### EXERCISE
Reproduce the records from the line with "List 10 of the" up to and including the line with "leader-line (390, 386, 488, 388)". Leave the pictures out.
# START OF PROVIDED DATA
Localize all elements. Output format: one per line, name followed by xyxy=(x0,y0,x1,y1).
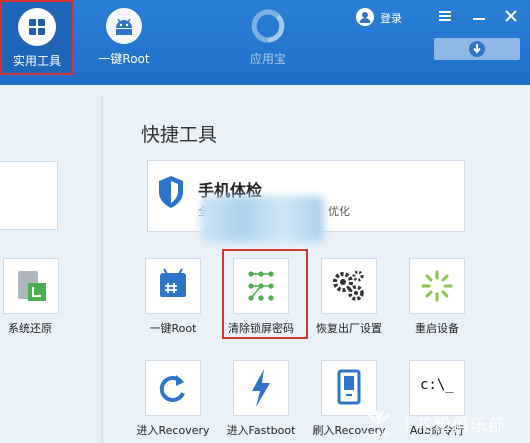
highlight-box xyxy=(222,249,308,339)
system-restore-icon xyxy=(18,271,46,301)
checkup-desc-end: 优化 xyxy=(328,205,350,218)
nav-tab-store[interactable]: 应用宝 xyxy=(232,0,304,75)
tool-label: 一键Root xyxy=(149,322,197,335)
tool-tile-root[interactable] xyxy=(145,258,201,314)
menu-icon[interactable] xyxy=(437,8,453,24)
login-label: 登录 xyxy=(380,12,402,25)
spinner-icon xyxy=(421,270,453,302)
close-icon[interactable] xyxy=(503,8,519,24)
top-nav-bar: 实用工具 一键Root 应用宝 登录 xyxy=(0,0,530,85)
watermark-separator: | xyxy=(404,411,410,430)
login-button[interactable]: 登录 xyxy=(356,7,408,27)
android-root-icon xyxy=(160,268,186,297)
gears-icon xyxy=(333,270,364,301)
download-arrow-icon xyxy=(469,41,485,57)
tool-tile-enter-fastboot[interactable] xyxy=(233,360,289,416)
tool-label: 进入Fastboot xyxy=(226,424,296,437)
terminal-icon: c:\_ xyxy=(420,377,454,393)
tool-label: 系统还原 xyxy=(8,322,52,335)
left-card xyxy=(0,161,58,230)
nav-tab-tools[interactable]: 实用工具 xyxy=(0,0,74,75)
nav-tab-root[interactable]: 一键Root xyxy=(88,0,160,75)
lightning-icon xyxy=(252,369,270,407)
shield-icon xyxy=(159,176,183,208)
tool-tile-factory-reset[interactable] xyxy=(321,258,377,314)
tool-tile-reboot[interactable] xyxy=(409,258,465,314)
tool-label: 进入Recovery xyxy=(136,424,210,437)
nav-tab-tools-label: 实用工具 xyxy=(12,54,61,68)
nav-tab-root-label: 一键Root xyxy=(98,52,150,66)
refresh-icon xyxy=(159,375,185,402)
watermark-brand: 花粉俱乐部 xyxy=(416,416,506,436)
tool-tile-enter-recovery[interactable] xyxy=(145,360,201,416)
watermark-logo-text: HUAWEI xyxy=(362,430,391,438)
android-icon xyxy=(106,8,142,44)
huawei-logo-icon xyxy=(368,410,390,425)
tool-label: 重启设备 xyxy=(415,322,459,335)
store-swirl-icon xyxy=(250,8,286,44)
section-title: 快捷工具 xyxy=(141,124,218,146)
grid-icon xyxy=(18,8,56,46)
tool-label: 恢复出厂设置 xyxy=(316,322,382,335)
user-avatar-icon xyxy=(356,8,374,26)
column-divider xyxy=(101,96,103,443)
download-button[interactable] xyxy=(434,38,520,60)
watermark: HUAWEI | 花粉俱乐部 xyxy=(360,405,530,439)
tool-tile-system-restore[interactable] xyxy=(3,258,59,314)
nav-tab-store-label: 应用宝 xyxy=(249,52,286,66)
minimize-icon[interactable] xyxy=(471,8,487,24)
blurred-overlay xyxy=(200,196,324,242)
# END OF PROVIDED DATA
# START OF PROVIDED DATA
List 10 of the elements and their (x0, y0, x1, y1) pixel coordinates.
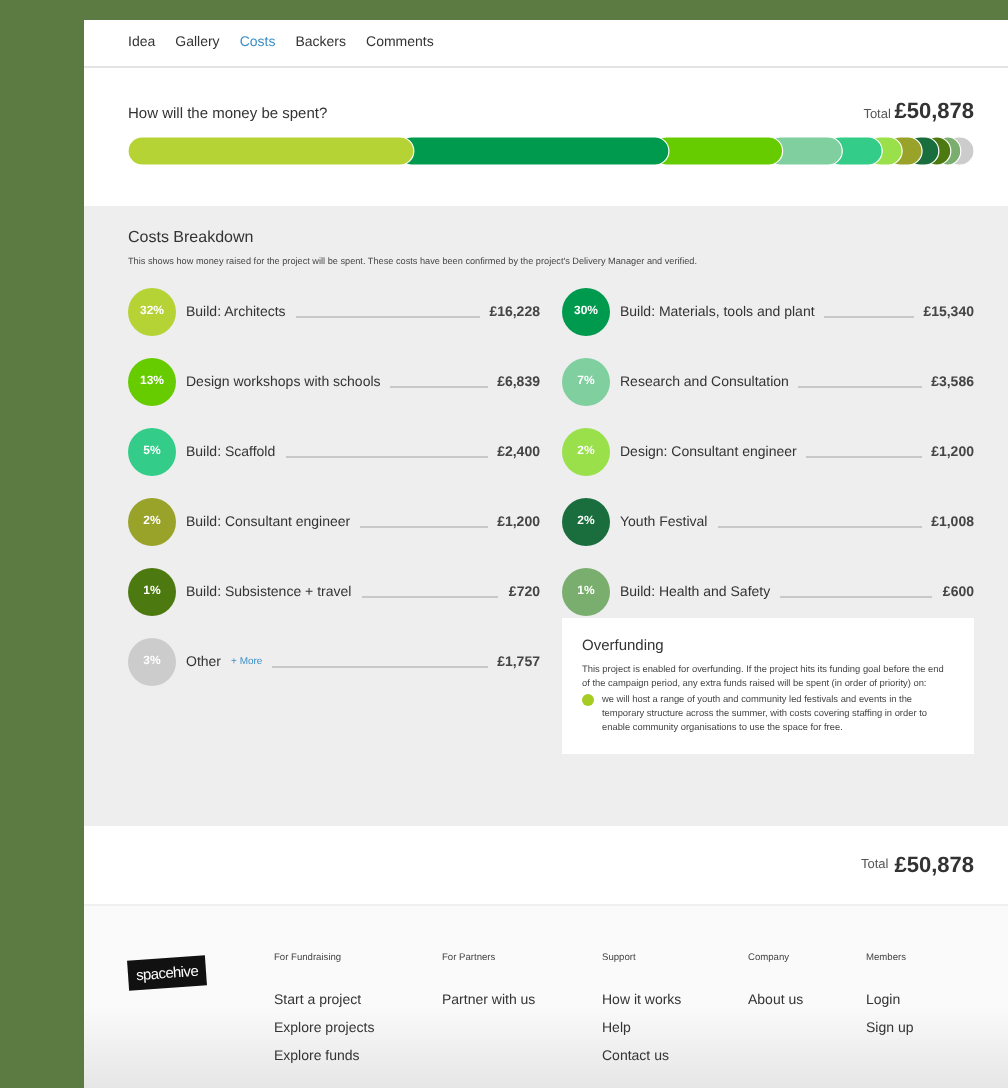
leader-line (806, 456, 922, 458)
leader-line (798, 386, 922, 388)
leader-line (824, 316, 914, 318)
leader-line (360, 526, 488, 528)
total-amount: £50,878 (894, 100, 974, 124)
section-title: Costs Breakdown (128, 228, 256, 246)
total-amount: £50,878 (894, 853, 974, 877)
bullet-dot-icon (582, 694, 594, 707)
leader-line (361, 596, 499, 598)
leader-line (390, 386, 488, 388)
# END OF PROVIDED DATA
### FINAL RESULT
List 10 of the elements and their (x0, y0, x1, y1) pixel coordinates.
leader-line (806, 456, 922, 458)
leader-line (798, 386, 922, 388)
leader-line (824, 316, 914, 318)
leader-line (360, 526, 488, 528)
total-amount: £50,878 (894, 100, 974, 124)
section-title: Costs Breakdown (128, 228, 256, 246)
total-amount: £50,878 (894, 853, 974, 877)
bullet-dot-icon (582, 694, 594, 707)
leader-line (361, 596, 499, 598)
leader-line (390, 386, 488, 388)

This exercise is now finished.